*WORK INSTRUCTIONS*:
Check each line of the listing, and copy it if it contains the word "name".

*Dataset excerpt*:
(begin)
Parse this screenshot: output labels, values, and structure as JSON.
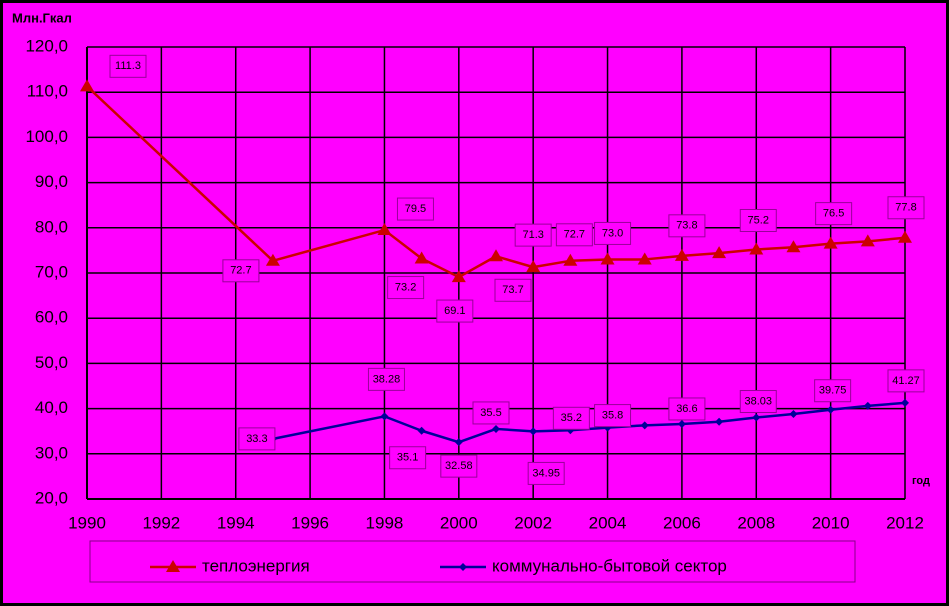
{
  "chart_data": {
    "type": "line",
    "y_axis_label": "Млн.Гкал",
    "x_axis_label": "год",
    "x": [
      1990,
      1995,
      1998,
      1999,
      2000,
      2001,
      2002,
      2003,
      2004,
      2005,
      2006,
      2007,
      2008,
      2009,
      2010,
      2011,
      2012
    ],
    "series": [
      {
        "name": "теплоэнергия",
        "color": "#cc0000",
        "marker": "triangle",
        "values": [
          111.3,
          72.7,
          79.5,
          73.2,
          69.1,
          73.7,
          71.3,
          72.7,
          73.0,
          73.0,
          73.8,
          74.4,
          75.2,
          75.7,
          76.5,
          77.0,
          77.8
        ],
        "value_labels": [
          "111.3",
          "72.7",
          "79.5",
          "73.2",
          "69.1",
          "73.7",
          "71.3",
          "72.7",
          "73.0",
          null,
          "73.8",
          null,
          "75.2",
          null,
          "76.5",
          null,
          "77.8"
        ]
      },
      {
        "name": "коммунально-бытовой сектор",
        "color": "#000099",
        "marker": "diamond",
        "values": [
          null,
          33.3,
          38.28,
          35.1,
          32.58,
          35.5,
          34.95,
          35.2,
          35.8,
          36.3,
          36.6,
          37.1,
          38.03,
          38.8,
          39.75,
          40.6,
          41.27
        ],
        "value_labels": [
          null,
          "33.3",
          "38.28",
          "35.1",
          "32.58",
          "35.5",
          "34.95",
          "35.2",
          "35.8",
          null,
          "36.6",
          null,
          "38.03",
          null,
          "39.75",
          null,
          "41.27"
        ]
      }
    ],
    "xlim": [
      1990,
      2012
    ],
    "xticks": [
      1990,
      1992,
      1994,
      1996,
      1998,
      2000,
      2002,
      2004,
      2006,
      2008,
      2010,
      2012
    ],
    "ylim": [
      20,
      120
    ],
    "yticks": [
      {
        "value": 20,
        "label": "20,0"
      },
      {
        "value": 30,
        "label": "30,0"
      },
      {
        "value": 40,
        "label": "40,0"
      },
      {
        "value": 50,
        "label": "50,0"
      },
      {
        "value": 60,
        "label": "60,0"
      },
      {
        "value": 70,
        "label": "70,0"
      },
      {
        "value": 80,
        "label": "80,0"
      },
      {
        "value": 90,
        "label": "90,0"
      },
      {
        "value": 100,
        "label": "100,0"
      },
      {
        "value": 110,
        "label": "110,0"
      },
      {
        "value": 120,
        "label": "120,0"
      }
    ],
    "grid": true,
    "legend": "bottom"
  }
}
(end)
(begin)
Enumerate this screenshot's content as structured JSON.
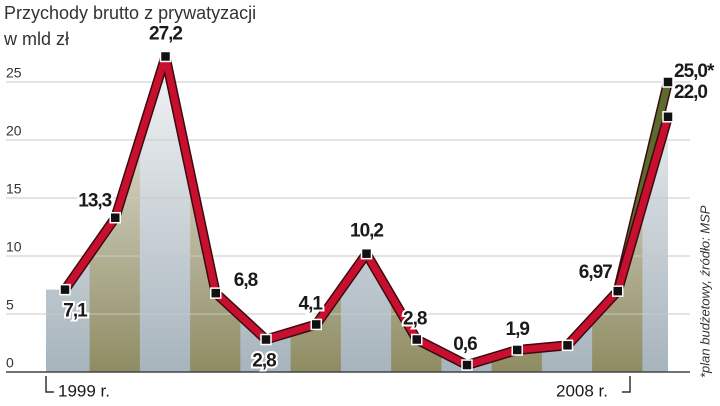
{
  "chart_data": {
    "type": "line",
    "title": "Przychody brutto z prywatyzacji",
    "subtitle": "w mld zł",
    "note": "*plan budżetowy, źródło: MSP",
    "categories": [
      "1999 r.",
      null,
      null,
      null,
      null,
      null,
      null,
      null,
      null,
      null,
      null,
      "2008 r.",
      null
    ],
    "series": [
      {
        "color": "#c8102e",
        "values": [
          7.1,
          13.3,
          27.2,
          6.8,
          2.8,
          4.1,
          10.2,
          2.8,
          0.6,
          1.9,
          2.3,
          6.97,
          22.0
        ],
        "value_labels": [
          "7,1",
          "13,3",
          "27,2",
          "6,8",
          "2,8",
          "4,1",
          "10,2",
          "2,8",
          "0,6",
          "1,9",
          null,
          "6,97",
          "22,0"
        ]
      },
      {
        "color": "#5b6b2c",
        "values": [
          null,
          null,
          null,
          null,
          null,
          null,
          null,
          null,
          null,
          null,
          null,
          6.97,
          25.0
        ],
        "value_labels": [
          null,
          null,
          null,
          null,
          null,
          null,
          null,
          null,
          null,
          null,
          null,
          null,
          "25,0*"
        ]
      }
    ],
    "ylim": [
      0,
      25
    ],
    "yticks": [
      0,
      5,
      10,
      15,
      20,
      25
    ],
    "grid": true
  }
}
(end)
(begin)
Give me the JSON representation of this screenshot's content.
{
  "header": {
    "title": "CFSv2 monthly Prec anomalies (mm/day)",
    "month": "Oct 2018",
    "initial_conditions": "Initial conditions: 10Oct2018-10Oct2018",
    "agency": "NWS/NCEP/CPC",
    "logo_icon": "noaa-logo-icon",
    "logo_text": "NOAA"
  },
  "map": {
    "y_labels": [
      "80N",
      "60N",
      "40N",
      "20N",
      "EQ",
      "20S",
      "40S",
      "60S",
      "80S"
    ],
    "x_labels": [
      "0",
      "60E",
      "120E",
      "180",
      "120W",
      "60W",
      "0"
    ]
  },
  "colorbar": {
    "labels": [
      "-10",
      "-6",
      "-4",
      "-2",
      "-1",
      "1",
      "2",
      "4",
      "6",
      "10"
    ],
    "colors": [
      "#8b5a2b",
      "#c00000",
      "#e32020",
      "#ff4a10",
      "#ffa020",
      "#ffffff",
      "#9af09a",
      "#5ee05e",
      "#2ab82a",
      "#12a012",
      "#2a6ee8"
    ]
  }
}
(end)
*SOLUTION TO THIS EXERCISE*:
        "name": "теплоэнергия",
        "name": "коммунально-бытовой сектор",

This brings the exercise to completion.